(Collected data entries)
+ + + + + + +
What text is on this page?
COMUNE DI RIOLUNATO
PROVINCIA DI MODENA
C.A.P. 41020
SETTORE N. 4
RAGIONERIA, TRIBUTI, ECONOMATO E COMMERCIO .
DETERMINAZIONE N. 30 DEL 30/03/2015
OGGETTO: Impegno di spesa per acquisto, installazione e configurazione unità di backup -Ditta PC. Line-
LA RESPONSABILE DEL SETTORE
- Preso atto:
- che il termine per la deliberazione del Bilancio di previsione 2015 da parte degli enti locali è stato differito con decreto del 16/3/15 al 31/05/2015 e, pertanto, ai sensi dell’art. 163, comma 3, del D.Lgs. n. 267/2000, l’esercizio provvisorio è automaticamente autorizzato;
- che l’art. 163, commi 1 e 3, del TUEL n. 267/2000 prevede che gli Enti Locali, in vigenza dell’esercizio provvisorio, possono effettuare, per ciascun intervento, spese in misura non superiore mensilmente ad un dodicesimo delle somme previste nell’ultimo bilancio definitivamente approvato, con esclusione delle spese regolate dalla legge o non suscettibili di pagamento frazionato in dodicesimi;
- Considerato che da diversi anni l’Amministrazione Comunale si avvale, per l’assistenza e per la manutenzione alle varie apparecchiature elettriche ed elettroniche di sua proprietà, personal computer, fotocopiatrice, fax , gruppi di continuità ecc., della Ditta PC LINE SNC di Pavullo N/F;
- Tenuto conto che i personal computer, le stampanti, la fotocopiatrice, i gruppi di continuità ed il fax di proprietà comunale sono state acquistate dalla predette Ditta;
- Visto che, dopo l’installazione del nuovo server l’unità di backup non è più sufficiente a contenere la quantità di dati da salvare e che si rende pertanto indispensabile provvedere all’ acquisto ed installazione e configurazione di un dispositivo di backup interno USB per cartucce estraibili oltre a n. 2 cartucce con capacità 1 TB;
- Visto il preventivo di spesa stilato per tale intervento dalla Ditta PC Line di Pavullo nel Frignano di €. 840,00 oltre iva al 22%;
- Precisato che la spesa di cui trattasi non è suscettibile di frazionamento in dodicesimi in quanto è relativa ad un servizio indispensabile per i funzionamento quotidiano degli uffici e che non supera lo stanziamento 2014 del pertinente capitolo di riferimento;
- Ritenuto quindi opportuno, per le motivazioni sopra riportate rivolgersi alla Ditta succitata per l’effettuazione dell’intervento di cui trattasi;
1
+ + + + + + +
Task
Where does the word "acquisto" appear? Return each line that holds it.

Task response
OGGETTO: Impegno di spesa per acquisto, installazione e configurazione unità di backup -Ditta PC. Line-
- Visto che, dopo l’installazione del nuovo server l’unità di backup non è più sufficiente a contenere la quantità di dati da salvare e che si rende pertanto indispensabile provvedere all’ acquisto ed installazione e configurazione di un dispositivo di backup interno USB per cartucce estraibili oltre a n. 2 cartucce con capacità 1 TB;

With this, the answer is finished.